Requirements
Sift the listing for lines that hold the string "alebo" and pull them out.

Task inputs
□ □ □

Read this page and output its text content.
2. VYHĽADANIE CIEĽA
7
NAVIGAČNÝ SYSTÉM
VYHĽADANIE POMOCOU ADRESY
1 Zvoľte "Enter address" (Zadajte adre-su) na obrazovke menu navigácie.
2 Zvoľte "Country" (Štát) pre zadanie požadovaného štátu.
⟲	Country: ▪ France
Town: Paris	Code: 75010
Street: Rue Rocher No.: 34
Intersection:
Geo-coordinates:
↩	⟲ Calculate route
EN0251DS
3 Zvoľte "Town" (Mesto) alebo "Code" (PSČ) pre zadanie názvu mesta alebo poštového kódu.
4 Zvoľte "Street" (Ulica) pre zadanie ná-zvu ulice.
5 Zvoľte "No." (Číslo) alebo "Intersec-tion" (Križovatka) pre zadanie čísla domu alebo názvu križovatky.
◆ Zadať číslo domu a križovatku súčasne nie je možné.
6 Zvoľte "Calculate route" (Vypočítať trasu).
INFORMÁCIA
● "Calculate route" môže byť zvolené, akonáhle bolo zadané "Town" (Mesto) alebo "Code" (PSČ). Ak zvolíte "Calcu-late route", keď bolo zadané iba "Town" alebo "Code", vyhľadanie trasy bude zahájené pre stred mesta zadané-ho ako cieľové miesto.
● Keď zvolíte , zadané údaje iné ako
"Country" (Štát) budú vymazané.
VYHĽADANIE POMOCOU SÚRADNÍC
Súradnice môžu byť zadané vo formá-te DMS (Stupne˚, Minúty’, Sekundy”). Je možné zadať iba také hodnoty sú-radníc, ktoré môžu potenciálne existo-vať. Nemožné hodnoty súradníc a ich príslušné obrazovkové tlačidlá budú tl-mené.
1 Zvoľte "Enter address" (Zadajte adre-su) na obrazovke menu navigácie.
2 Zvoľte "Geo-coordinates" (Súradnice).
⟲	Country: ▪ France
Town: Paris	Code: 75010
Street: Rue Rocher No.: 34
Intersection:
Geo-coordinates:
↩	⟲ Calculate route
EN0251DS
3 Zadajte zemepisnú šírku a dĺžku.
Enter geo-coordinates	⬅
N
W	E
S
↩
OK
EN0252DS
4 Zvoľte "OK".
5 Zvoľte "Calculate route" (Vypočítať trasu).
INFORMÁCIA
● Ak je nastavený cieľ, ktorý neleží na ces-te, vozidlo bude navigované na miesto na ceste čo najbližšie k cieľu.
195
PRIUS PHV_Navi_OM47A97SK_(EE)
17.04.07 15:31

□ □ □

Solution to this problem
3 Zvoľte "Town" (Mesto) alebo "Code" (PSČ) pre zadanie názvu mesta alebo poštového kódu.
5 Zvoľte "No." (Číslo) alebo "Intersec-tion" (Križovatka) pre zadanie čísla domu alebo názvu križovatky.
● "Calculate route" môže byť zvolené, akonáhle bolo zadané "Town" (Mesto) alebo "Code" (PSČ). Ak zvolíte "Calcu-late route", keď bolo zadané iba "Town" alebo "Code", vyhľadanie trasy bude zahájené pre stred mesta zadané-ho ako cieľové miesto.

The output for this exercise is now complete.